• **OBJECTIVE**:
Your answer is a single number: how many lines hold the word "value"?

• **DATA TO PROCESS**:
* begin *
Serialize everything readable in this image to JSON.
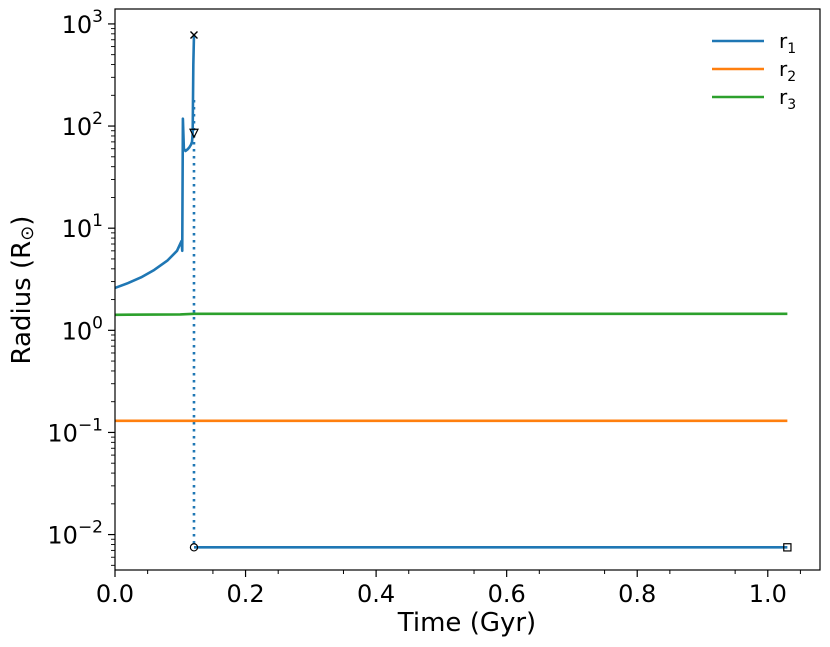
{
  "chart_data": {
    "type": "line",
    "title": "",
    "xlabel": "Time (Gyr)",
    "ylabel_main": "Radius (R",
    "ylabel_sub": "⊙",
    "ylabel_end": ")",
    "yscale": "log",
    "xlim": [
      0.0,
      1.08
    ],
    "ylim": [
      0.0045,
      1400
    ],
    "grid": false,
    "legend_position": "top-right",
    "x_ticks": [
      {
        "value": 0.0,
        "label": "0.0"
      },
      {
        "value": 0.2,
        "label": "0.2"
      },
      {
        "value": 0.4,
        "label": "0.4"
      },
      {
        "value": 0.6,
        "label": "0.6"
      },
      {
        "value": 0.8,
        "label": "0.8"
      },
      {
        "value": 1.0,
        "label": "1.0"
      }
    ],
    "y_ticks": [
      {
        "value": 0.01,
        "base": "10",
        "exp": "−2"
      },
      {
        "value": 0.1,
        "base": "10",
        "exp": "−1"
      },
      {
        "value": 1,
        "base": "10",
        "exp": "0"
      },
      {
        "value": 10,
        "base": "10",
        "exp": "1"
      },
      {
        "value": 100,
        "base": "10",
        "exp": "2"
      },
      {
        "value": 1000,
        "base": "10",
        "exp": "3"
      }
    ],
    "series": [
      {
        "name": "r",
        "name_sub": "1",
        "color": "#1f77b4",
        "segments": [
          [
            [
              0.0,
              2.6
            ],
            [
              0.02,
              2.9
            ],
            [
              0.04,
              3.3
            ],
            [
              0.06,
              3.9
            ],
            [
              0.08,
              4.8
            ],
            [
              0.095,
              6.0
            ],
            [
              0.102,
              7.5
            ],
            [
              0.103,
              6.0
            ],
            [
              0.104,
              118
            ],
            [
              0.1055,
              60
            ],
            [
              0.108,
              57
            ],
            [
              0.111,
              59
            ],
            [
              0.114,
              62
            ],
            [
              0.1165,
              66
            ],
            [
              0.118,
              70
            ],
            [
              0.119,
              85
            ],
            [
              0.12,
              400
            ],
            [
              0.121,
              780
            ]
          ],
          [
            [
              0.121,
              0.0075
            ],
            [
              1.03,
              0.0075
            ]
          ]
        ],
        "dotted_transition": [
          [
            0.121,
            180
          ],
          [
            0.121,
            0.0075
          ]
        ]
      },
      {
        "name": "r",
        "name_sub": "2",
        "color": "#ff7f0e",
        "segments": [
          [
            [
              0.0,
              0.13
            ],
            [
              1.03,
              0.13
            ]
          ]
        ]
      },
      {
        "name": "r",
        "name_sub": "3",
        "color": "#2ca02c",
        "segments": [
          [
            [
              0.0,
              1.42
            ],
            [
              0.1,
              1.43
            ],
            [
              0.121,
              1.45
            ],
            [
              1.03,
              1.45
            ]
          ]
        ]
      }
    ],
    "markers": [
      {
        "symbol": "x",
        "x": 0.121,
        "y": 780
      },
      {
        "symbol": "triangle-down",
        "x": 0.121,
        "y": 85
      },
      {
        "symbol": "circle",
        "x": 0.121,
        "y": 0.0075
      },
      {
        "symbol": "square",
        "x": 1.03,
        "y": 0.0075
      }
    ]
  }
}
* end *
• **REPLY**:
12